Short problem.
Which entries contain the string "rain", with case treated as significant? Extract each of those lines in full.

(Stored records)
----
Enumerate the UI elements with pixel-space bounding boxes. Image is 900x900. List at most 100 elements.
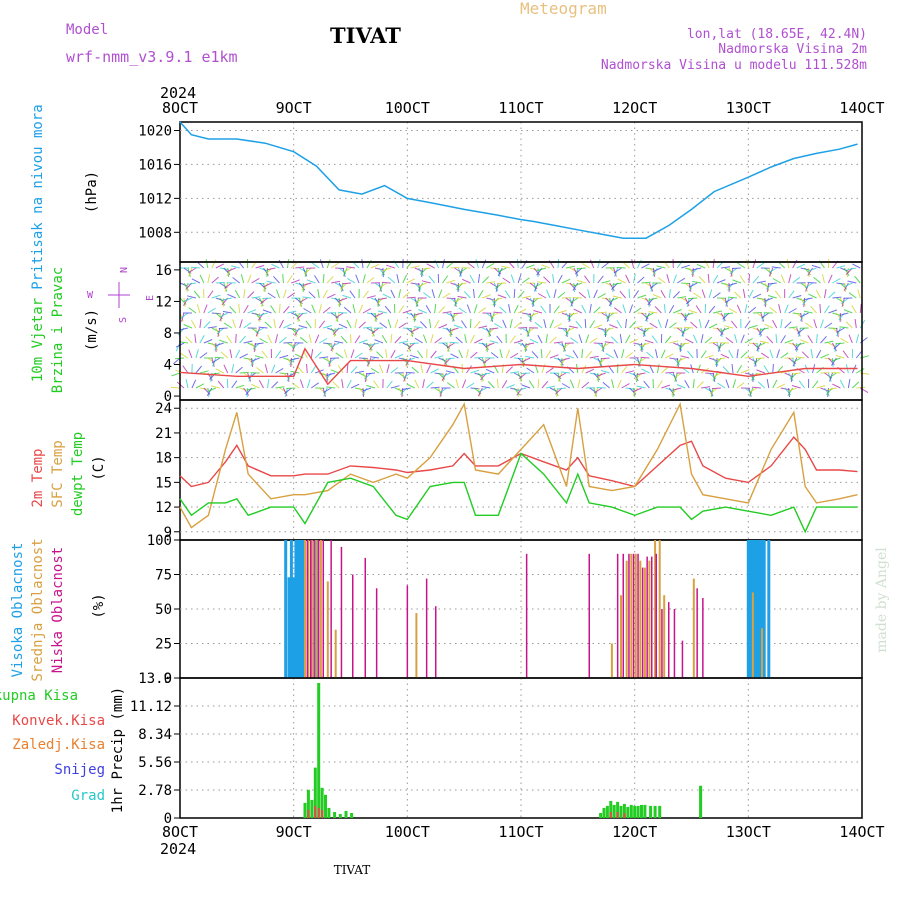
wind-barb xyxy=(661,366,669,374)
wind-barb xyxy=(740,369,750,374)
wind-barb xyxy=(672,274,677,284)
wind-barb xyxy=(481,276,490,284)
bottom-date-label: 14OCT xyxy=(839,823,884,841)
wind-barb xyxy=(565,312,572,321)
wind-barb xyxy=(617,379,622,389)
wind-barb xyxy=(263,282,272,288)
wind-barb xyxy=(279,354,289,359)
wind-barb xyxy=(597,293,606,299)
wind-barb xyxy=(398,322,407,329)
wind-barb xyxy=(573,308,583,314)
wind-barb xyxy=(195,365,202,374)
wind-barb xyxy=(676,357,682,367)
wind-barb xyxy=(816,385,826,389)
wind-barb xyxy=(299,379,304,389)
wind-barb xyxy=(633,387,642,393)
wind-barb xyxy=(251,383,260,389)
wind-barb xyxy=(572,350,579,359)
wind-barb xyxy=(294,327,304,332)
wind-barb xyxy=(207,387,216,392)
wind-barb xyxy=(716,312,726,318)
wind-barb xyxy=(748,387,758,394)
wind-barb xyxy=(642,327,650,335)
wind-barb xyxy=(786,259,790,269)
wind-barb xyxy=(371,327,380,334)
wind-barb xyxy=(299,297,308,303)
wind-barb xyxy=(461,278,471,284)
wind-barb xyxy=(832,296,842,299)
wind-barb xyxy=(553,323,563,329)
wind-barb xyxy=(486,262,495,269)
wind-barb xyxy=(800,312,803,322)
wind-barb xyxy=(604,341,614,344)
wind-barb xyxy=(807,335,813,344)
wind-barb xyxy=(589,355,599,359)
wind-barb xyxy=(387,319,392,329)
wind-barb xyxy=(374,339,384,344)
wind-barb xyxy=(199,370,209,374)
wind-barb xyxy=(756,327,763,336)
wind-barb xyxy=(660,349,666,359)
wind-barb xyxy=(759,340,769,344)
wind-barb xyxy=(207,326,217,329)
wind-barb xyxy=(549,354,559,359)
wind-barb xyxy=(724,312,734,315)
wind-barb xyxy=(438,306,446,314)
wind-barb xyxy=(240,274,245,284)
wind-barb xyxy=(199,334,205,344)
wind-barb xyxy=(813,276,821,284)
wind-barb xyxy=(788,387,790,398)
wind-barb xyxy=(426,364,431,374)
wind-barb xyxy=(832,278,841,284)
wind-barb xyxy=(700,334,704,344)
wind-barb xyxy=(232,277,240,284)
wind-barb xyxy=(390,289,396,299)
wind-barb xyxy=(748,372,755,381)
low-cloud-bar xyxy=(313,540,315,678)
wind-barb xyxy=(621,365,628,374)
wind-barb xyxy=(552,274,555,284)
wind-barb xyxy=(442,259,445,269)
rain-conv-bar xyxy=(307,809,310,818)
wind-barb xyxy=(578,334,583,344)
wind-barb xyxy=(708,289,713,299)
rain-total-bar xyxy=(653,805,657,818)
wind-barb xyxy=(381,335,388,344)
wind-barb xyxy=(370,342,380,346)
wind-barb xyxy=(406,296,416,299)
wind-barb xyxy=(573,267,579,277)
wind-barb xyxy=(641,297,651,302)
wind-speed-line xyxy=(179,347,858,386)
wind-barb xyxy=(521,384,531,389)
wind-barb xyxy=(294,327,297,338)
wind-barb xyxy=(235,349,241,359)
wind-barb xyxy=(384,305,392,314)
low-cloud-bar xyxy=(655,553,657,678)
wind-barb xyxy=(341,379,344,389)
wind-barb xyxy=(549,387,559,393)
wind-barb xyxy=(373,380,380,389)
wind-barb xyxy=(581,348,584,359)
wind-barb xyxy=(602,381,610,389)
wind-barb xyxy=(847,267,857,271)
wind-barb xyxy=(343,306,352,314)
wind-barb xyxy=(534,282,539,292)
wind-barb xyxy=(848,292,857,299)
wind-barb xyxy=(442,275,449,284)
station-title: TIVAT xyxy=(330,23,401,48)
wind-barb xyxy=(625,274,631,284)
compass-e: E xyxy=(145,295,156,301)
wind-barb xyxy=(828,274,833,284)
wind-barb xyxy=(229,306,237,314)
wind-barb xyxy=(712,372,716,382)
wind-barb xyxy=(381,281,391,284)
wind-barb xyxy=(473,288,475,299)
wind-barb xyxy=(366,342,373,351)
mid-cloud-bar xyxy=(319,540,322,678)
wind-barb xyxy=(704,336,713,344)
wind-barb xyxy=(661,384,671,389)
wind-barb xyxy=(621,349,625,359)
wind-barb xyxy=(303,267,312,275)
wind-barb xyxy=(688,282,694,292)
wind-barb xyxy=(693,292,702,299)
----
Correct answer.
rain-conv-bar xyxy=(307,809,310,818)
rain-total-bar xyxy=(653,805,657,818)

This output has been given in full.